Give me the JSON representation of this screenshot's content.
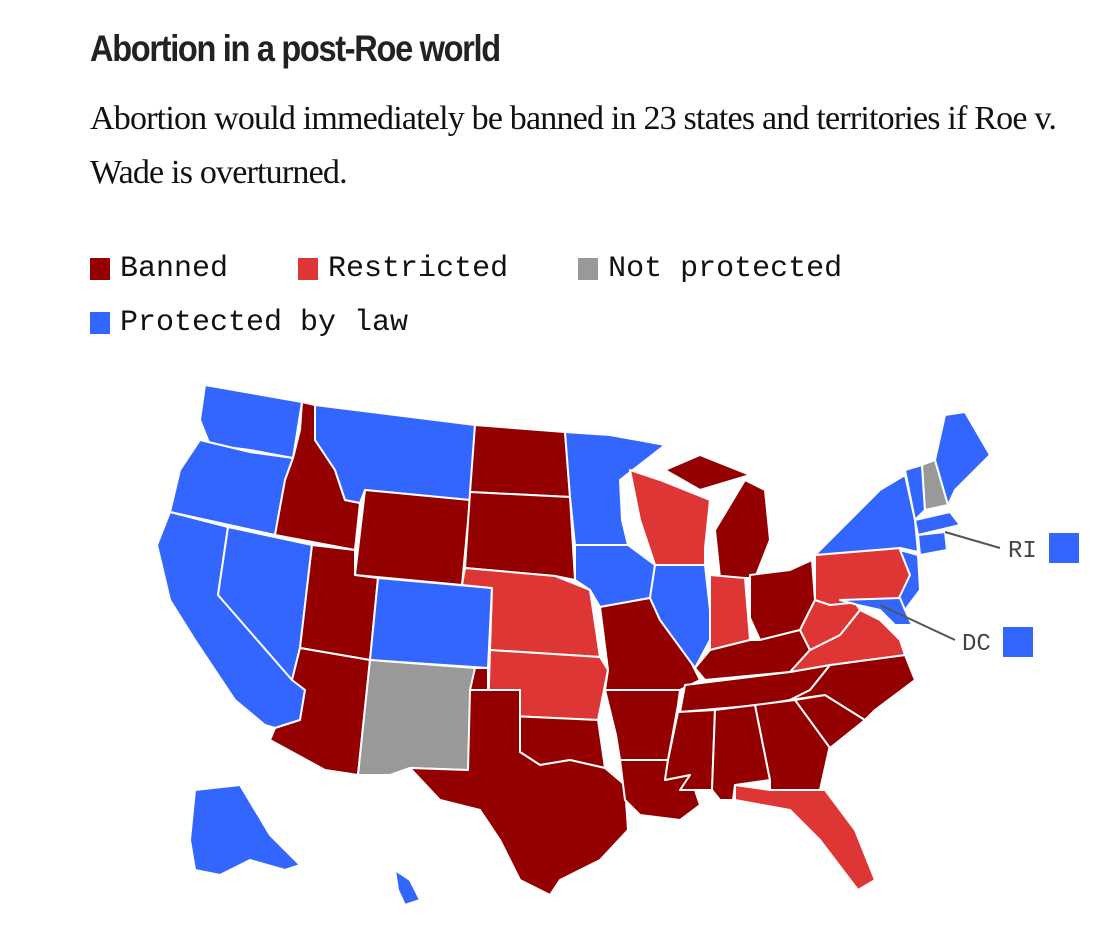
{
  "title": "Abortion in a post-Roe world",
  "subtitle": "Abortion would immediately be banned in 23 states and territories if Roe v. Wade is overturned.",
  "legend": [
    {
      "label": "Banned",
      "color": "#940000"
    },
    {
      "label": "Restricted",
      "color": "#de3535"
    },
    {
      "label": "Not protected",
      "color": "#999999"
    },
    {
      "label": "Protected by law",
      "color": "#3366ff"
    }
  ],
  "callouts": [
    {
      "label": "RI",
      "status": "Protected by law"
    },
    {
      "label": "DC",
      "status": "Protected by law"
    }
  ],
  "states": {
    "WA": "Protected by law",
    "OR": "Protected by law",
    "CA": "Protected by law",
    "NV": "Protected by law",
    "MT": "Protected by law",
    "CO": "Protected by law",
    "MN": "Protected by law",
    "IA": "Protected by law",
    "IL": "Protected by law",
    "NY": "Protected by law",
    "VT": "Protected by law",
    "ME": "Protected by law",
    "MA": "Protected by law",
    "CT": "Protected by law",
    "NJ": "Protected by law",
    "MD": "Protected by law",
    "AK": "Protected by law",
    "HI": "Protected by law",
    "ID": "Banned",
    "WY": "Banned",
    "UT": "Banned",
    "AZ": "Banned",
    "ND": "Banned",
    "SD": "Banned",
    "OK": "Banned",
    "TX": "Banned",
    "MO": "Banned",
    "AR": "Banned",
    "LA": "Banned",
    "MI": "Banned",
    "OH": "Banned",
    "KY": "Banned",
    "TN": "Banned",
    "MS": "Banned",
    "AL": "Banned",
    "GA": "Banned",
    "SC": "Banned",
    "NC": "Banned",
    "NE": "Restricted",
    "KS": "Restricted",
    "WI": "Restricted",
    "IN": "Restricted",
    "PA": "Restricted",
    "WV": "Restricted",
    "VA": "Restricted",
    "FL": "Restricted",
    "NM": "Not protected",
    "NH": "Not protected"
  }
}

Task statement: Copy each line from the data above that includes "color".

Solved exercise:
      "color": "#940000"
      "color": "#de3535"
      "color": "#999999"
      "color": "#3366ff"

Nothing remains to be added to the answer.